§ **EXERCISE GOAL**
Write out every entry word for word.

################

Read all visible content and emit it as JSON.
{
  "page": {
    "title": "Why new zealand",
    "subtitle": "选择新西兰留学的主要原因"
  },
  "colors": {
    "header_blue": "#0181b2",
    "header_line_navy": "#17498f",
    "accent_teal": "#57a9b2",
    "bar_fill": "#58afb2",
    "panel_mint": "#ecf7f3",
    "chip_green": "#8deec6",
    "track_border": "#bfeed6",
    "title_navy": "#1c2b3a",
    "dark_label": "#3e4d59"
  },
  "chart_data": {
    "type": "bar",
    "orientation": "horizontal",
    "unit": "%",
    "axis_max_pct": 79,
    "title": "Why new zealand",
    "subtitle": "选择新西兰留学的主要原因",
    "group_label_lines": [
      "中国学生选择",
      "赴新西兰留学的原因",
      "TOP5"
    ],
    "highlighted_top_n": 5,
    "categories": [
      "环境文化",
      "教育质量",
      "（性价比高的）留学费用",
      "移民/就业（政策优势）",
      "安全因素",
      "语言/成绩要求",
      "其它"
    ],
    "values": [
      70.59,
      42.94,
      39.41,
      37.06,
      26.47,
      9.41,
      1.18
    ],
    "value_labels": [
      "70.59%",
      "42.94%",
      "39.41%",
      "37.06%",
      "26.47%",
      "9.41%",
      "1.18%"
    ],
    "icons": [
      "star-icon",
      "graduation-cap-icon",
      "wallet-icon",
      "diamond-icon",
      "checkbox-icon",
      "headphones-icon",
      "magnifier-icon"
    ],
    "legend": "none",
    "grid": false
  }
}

################

§ **EXERCISE RESULT**
Read all visible content and emit it as JSON.
{
  "page": {
    "title": "Why new zealand",
    "subtitle": "选择新西兰留学的主要原因"
  },
  "colors": {
    "header_blue": "#0181b2",
    "header_line_navy": "#17498f",
    "accent_teal": "#57a9b2",
    "bar_fill": "#58afb2",
    "panel_mint": "#ecf7f3",
    "chip_green": "#8deec6",
    "track_border": "#bfeed6",
    "title_navy": "#1c2b3a",
    "dark_label": "#3e4d59"
  },
  "chart_data": {
    "type": "bar",
    "orientation": "horizontal",
    "unit": "%",
    "axis_max_pct": 79,
    "title": "Why new zealand",
    "subtitle": "选择新西兰留学的主要原因",
    "group_label_lines": [
      "中国学生选择",
      "赴新西兰留学的原因",
      "TOP5"
    ],
    "highlighted_top_n": 5,
    "categories": [
      "环境文化",
      "教育质量",
      "（性价比高的）留学费用",
      "移民/就业（政策优势）",
      "安全因素",
      "语言/成绩要求",
      "其它"
    ],
    "values": [
      70.59,
      42.94,
      39.41,
      37.06,
      26.47,
      9.41,
      1.18
    ],
    "value_labels": [
      "70.59%",
      "42.94%",
      "39.41%",
      "37.06%",
      "26.47%",
      "9.41%",
      "1.18%"
    ],
    "icons": [
      "star-icon",
      "graduation-cap-icon",
      "wallet-icon",
      "diamond-icon",
      "checkbox-icon",
      "headphones-icon",
      "magnifier-icon"
    ],
    "legend": "none",
    "grid": false
  }
}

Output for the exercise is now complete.